◆ **SOBRE EL EJERCICIO**:
¿Puedes prolongar la entrevista sobre Cleopatra y Marco Antonio a partir de la última pregunta que aparece en ella?

◆ **FRAGMENTO DEL TEXTO**:
Marco Antonio no sale tan bien parado para el historiador británico: "Era el líder de Roma, que en aquel momento era la potencia más fuerte, pero no fue tan bueno como lo pintan. Él creó su propio mito: se vendió como un grandísimo general, un soldado espectacular; incluso hizo creer que era descendiente de Hércules. Y en realidad era un manipulador, en absoluto fue buen general ni buen soldado".


-Y nosotros que creíamos que éramos los reyes de la propaganda... Resulta que los romanos de hace veintitantos siglos nos ganan por goleada.
-En cualquier sitio donde haya humanos haciendo política hay propaganda. Lo podemos ver en los grandes monumentos, en los poemas de Homero... y todo se basa en un deseo humano de que nos vean mejores de lo que somos. Es verdad que los romanos llevan esto a un arte superior y se ve en todo lo que hacen. Incluso hay una anécdota curiosa al respecto en el libro: cuando César deja a Marco Antonio a cargo de Italia, éste decide que quiere entrar como hizo Hércules en su día, con un carro tirado por leones. Aquello fue un desastre, pero su delirio de grandeza le llevó a intentarlo. Hoy en día la propaganda es generalizada, pero viene de antiguo: los métodos eran distintos, pero los objetivos han sido siempre los mismos.

-¿Podríamos decir que Cleopatra fue la primera mujer liberada de la Historia? ¿La pionera en usar eso que llamamos "armas de mujer"?
- Si sabemos tantas cosas acerca de Cleopatra es precisamente por la importancia de sus amantes, pero hay que tener en cuenta que muchas de sus antecesoras ya sabían perfectamente cómo usar su cuerpo y su sexualidad como arma para conseguir sus objetivos. Cleopatra lo hizo, sí, pero también empleó mucho su mente, porque era una mujer extremadamente inteligente. Y de hecho fue una mujer de mucha utilidad tanto para Marco Antonio como para César: les daba el trigo y el dinero que necesitaban para pagar a sus ejércitos y además tenían su lealtad incondicional y su consejo, que también era valioso.

-¿Se ha llegado a enamorar del personaje de Cleopatra?
-[Risas] Es fascinante. Sí, me enamoré de ella bastante más que de Marco Antonio, que me resultaba un personaje lleno de vanidad y de egoísmo. Cleopatra en realidad también tenía esos sentimientos, pero los desarrollaba con mucho más estilo.

-Este es el quinto libro que publica basado en la época del Imperio Romano. Si pudiera viajar en el tiempo y vivir en aquel tiempo, ¿qué personaje le gustaría ser?

◆ **MATERIAL EXTRAÍDO**:
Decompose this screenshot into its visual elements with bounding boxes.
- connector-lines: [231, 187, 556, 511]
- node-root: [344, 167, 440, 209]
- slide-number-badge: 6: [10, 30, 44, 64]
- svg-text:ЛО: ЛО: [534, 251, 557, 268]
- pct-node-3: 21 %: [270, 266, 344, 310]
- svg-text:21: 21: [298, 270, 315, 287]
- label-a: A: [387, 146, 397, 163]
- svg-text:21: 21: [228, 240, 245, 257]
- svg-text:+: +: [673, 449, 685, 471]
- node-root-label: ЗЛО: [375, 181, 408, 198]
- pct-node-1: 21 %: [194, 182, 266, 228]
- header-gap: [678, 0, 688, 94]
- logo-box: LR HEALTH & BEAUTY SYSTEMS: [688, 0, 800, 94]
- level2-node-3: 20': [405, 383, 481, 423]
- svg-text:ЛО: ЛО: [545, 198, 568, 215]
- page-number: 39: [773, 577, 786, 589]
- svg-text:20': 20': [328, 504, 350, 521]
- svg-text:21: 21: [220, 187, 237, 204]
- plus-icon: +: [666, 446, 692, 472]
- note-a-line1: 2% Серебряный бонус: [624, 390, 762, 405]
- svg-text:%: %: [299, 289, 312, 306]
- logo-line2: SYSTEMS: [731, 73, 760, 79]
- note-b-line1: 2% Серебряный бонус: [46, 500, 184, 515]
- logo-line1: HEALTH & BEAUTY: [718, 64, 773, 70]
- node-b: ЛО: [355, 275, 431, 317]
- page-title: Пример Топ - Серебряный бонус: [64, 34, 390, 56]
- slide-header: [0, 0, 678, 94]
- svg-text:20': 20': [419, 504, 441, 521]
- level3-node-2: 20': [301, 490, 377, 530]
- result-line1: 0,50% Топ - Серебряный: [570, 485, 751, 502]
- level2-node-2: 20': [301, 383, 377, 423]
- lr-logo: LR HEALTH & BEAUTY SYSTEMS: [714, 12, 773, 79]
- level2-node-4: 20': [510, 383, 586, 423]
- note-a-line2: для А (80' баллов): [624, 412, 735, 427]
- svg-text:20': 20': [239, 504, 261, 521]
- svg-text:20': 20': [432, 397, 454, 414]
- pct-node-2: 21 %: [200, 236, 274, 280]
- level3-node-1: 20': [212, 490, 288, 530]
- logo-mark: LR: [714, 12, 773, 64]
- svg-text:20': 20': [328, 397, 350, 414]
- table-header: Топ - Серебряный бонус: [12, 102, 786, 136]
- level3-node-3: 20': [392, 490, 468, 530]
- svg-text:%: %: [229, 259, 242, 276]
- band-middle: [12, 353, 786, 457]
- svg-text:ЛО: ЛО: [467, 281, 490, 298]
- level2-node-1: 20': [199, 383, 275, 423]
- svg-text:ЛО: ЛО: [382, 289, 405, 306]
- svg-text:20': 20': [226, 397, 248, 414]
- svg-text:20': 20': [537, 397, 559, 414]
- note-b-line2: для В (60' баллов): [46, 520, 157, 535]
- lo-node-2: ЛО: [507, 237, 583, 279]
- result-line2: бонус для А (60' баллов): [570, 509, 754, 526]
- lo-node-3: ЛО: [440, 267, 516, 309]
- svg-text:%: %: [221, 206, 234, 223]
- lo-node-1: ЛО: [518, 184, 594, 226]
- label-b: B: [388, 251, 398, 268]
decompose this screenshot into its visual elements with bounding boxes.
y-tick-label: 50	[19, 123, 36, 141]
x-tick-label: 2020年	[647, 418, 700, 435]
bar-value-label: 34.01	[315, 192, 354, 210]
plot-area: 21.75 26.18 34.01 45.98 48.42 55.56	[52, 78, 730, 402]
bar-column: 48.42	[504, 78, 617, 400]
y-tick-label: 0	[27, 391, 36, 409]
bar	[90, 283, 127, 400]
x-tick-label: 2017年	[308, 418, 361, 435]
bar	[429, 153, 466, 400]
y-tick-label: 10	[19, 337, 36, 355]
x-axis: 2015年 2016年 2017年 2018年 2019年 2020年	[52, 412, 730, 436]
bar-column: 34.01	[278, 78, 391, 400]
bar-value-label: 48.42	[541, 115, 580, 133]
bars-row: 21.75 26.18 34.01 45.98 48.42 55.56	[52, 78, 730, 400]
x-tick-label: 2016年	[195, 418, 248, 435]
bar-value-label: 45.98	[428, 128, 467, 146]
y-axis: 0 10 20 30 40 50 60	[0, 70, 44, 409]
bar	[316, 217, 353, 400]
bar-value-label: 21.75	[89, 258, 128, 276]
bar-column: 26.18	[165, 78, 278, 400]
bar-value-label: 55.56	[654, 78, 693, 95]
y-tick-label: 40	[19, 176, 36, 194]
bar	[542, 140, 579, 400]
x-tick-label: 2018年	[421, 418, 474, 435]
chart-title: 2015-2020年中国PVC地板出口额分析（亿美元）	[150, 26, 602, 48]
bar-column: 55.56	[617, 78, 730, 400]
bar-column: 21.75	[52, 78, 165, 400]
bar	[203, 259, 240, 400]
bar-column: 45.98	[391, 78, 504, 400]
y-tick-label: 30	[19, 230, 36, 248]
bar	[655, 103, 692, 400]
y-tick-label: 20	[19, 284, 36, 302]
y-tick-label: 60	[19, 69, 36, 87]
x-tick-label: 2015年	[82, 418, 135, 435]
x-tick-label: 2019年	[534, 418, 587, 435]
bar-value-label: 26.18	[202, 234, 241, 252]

◆ **RESULTADO DEL EJERCICIO**:
-Puestos a meterse en el cuerpo de alguien, me gustaría elegir a una persona que hubiese vivido mucho tiempo. Sería interesante ser Augusto, que vivió hasta pasados los setenta. También me gustaría poder ver a Cleopatra o escuchar un discurso de Cicerón o de César, pero hay que tener en cuenta que estamos ante una cultura violenta, de sangre... No olvidemos que Marco Antonio y Cleopatra se suicidaron. Puede que sea mejor quedarse en este tiempo y verlos desde lejos. Además, si, acostumbrados como estamos al modo de vida actual, nos llevasen a la Roma de aquellos años, no aguantaríamos siquiera el hedor de las calles.

-En Inglaterra se acaba de publicar el segundo volumen de sus novelas napoleónicas y acaba de entregar el manuscrito de la siguiente. ¿Qué le fascina de Napoleón?
-No es tanto el personaje en sí de Napoleón o el de Wellington lo que me llama la atención, sino el hecho de que hay documentos sobre aquellas guerras que provienen de campesinos, de gente del pueblo, y es a partir de ellos como se puede empezar a ver el efecto que tenían estos sucesos históricos sobre la gente de a pie. Esto no pasa antes de esta época y encuentro muy interesante ese tipo de memorias; me resultan muy humanas. Por otra parte, como historiador británico le diré que se tiende a pensar que Gran Bretaña lo ganó todo, pero no es así: cuando Napoleón luchó en España había muchos más soldados españoles que ingleses. Nadie esperaba que Napoleón fuese derrotado y lo fue. Y además en España. Y esa manera en la que fue derrotado me parece muy interesante a nivel histórico. Creo que hay que romper una lanza a favor de la historia y equilibrar la balanza.